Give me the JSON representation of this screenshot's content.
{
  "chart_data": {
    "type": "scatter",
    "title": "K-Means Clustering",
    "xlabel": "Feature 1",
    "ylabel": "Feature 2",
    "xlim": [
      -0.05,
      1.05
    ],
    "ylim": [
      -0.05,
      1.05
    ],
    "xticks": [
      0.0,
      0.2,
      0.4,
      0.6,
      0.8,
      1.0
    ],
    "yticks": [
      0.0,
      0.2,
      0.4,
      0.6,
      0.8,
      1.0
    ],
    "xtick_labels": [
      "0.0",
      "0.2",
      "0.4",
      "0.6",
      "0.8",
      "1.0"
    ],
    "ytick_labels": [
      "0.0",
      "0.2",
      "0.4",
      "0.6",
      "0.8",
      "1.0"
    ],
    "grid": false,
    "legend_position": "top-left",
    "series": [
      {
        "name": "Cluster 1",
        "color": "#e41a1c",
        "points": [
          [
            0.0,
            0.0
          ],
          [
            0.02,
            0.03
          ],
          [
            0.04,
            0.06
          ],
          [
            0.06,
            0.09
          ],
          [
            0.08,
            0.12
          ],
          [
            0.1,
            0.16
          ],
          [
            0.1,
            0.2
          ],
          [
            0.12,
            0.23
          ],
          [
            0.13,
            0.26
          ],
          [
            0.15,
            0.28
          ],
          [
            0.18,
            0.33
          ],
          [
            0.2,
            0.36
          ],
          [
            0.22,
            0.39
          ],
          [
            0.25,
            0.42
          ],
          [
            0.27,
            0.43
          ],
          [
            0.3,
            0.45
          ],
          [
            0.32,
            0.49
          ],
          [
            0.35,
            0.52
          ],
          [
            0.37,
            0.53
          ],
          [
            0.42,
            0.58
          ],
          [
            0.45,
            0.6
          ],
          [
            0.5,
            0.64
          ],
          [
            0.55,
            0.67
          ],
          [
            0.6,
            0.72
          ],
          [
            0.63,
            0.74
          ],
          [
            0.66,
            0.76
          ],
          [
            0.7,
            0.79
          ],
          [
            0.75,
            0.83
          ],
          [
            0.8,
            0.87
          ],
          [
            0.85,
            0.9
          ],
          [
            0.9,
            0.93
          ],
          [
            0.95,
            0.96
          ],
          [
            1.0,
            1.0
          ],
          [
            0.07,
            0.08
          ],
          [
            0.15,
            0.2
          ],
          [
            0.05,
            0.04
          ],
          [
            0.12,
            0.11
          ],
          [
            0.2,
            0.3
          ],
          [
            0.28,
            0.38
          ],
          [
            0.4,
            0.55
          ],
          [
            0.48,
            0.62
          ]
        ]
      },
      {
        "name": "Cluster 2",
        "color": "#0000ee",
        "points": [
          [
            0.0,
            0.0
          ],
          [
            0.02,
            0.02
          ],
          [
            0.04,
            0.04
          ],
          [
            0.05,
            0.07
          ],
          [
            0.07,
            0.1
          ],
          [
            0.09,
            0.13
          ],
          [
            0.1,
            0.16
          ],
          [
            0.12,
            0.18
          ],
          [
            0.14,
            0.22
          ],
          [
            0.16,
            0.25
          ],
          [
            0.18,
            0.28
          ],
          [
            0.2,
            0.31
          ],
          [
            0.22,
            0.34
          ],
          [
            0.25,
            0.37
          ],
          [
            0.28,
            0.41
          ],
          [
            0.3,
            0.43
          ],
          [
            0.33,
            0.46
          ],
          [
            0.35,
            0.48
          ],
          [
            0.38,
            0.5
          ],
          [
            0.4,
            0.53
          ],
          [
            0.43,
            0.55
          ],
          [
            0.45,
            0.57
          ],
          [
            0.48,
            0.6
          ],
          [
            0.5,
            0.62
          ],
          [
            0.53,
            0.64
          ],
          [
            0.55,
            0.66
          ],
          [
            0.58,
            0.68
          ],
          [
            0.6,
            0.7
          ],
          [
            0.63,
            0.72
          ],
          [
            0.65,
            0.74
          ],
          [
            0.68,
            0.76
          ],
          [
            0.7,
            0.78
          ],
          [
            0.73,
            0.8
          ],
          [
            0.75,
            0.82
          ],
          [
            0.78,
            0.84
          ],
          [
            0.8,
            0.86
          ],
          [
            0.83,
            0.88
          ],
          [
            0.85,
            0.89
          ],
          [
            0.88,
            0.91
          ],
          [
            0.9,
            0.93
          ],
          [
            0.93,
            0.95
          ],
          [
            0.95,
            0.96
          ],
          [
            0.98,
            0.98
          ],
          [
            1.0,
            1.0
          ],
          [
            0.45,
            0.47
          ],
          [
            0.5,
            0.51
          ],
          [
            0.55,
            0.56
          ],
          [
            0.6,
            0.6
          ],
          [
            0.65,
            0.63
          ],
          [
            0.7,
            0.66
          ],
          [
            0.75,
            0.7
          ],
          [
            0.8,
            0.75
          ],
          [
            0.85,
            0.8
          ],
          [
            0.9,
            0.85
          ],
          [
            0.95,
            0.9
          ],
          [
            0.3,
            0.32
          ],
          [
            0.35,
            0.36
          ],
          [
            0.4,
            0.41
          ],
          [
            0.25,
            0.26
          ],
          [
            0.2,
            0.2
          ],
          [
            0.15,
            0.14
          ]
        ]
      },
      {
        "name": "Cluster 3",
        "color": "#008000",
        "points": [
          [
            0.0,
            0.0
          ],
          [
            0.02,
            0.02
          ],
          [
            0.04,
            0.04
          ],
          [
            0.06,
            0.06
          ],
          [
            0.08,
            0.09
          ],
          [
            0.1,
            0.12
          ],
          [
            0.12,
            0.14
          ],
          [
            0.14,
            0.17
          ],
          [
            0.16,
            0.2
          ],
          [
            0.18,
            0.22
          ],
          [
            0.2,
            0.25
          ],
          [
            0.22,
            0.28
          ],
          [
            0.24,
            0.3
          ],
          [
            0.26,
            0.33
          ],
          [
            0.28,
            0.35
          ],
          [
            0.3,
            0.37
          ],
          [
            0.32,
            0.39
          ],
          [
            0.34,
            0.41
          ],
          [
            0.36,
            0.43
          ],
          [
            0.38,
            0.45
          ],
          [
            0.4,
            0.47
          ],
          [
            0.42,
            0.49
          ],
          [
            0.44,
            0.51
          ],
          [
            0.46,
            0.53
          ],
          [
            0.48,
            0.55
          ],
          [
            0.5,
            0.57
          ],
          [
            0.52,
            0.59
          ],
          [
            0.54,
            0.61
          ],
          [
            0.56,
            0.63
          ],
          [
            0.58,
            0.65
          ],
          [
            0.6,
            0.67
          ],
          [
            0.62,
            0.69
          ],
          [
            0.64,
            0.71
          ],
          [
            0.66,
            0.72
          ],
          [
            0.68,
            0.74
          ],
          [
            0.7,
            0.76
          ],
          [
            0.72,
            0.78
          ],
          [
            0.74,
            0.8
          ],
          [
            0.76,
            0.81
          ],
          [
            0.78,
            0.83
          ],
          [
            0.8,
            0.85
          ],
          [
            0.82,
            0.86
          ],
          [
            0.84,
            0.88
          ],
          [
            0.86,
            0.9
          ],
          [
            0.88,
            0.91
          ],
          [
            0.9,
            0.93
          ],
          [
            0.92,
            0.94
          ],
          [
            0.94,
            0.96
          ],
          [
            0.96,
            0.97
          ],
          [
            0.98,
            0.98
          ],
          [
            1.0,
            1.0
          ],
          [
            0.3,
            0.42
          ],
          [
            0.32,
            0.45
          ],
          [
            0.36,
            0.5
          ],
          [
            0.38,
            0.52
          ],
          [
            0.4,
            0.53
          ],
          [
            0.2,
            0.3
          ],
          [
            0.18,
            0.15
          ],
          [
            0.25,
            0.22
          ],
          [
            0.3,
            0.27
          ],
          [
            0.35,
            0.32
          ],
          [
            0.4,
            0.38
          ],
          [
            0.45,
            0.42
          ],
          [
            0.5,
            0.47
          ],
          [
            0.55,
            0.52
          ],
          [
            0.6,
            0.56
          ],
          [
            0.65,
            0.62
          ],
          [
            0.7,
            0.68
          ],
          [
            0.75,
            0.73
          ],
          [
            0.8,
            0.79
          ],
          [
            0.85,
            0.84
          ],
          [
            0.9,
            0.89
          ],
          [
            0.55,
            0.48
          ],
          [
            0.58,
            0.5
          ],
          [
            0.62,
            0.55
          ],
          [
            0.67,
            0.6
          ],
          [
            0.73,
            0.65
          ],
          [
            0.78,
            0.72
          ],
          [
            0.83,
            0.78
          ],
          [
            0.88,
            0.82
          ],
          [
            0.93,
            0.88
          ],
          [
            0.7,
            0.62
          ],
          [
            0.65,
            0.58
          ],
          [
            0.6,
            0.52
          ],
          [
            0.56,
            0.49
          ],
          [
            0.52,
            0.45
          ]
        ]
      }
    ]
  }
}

**Your instructions:** Sift through the entries and copy every line with "color".

**Result of this exercise:**
        "color": "#e41a1c",
        "color": "#0000ee",
        "color": "#008000",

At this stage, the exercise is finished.